Task requirements => Every line that holds the string "Fatt" is to be identified and copied.

** Begin The input **

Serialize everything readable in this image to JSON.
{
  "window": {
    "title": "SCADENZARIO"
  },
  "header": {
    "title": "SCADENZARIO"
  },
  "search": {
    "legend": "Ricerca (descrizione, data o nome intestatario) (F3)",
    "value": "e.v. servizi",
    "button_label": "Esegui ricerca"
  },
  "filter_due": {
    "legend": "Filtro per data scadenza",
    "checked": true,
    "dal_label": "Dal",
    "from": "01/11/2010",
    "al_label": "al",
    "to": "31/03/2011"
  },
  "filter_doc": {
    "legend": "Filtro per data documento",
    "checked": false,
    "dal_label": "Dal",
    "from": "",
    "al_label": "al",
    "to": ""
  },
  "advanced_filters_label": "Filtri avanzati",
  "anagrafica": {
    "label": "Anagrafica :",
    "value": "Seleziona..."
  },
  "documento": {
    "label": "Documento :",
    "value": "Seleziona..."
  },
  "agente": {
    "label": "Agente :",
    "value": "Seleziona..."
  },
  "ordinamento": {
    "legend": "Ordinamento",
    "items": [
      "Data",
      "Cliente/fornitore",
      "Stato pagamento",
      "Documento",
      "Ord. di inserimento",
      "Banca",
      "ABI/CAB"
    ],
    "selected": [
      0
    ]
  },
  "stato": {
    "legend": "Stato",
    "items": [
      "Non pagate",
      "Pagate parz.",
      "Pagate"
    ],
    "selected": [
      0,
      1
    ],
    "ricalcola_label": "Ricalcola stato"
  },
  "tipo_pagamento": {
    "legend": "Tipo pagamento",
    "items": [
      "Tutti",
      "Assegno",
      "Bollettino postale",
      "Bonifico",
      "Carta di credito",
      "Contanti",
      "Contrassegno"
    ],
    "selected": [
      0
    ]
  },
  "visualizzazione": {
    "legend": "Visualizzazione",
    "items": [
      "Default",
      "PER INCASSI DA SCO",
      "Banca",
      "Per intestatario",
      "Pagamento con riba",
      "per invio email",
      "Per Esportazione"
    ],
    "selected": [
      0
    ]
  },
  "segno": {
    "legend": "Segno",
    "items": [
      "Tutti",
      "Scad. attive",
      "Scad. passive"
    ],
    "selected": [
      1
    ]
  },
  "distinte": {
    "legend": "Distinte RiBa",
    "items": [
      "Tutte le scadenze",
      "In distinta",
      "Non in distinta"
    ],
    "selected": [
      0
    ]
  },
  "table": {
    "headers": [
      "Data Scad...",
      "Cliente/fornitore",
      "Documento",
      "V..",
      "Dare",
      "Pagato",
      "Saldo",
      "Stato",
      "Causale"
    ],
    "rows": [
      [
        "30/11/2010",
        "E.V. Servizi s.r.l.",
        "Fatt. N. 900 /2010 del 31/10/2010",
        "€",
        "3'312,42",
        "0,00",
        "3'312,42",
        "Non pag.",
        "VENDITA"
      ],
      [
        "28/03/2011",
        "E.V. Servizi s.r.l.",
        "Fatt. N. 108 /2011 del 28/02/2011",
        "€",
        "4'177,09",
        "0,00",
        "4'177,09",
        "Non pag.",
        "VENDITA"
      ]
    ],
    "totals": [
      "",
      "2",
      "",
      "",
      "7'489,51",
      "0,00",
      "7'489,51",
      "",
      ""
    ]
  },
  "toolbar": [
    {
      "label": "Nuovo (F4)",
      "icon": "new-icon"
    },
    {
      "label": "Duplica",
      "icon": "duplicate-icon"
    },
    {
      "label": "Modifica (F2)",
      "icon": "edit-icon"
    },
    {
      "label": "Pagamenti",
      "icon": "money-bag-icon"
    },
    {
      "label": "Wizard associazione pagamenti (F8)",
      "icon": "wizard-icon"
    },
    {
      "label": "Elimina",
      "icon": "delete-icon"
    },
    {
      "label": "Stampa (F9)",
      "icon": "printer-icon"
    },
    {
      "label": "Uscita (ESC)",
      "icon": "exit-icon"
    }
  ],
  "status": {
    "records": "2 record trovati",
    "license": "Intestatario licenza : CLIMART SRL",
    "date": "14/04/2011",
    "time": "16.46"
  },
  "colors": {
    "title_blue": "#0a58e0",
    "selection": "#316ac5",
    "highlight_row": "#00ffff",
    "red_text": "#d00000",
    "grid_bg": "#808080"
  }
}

** End The input **

Full output =>
        "Fatt. N. 900 /2010 del 31/10/2010",
        "Fatt. N. 108 /2011 del 28/02/2011",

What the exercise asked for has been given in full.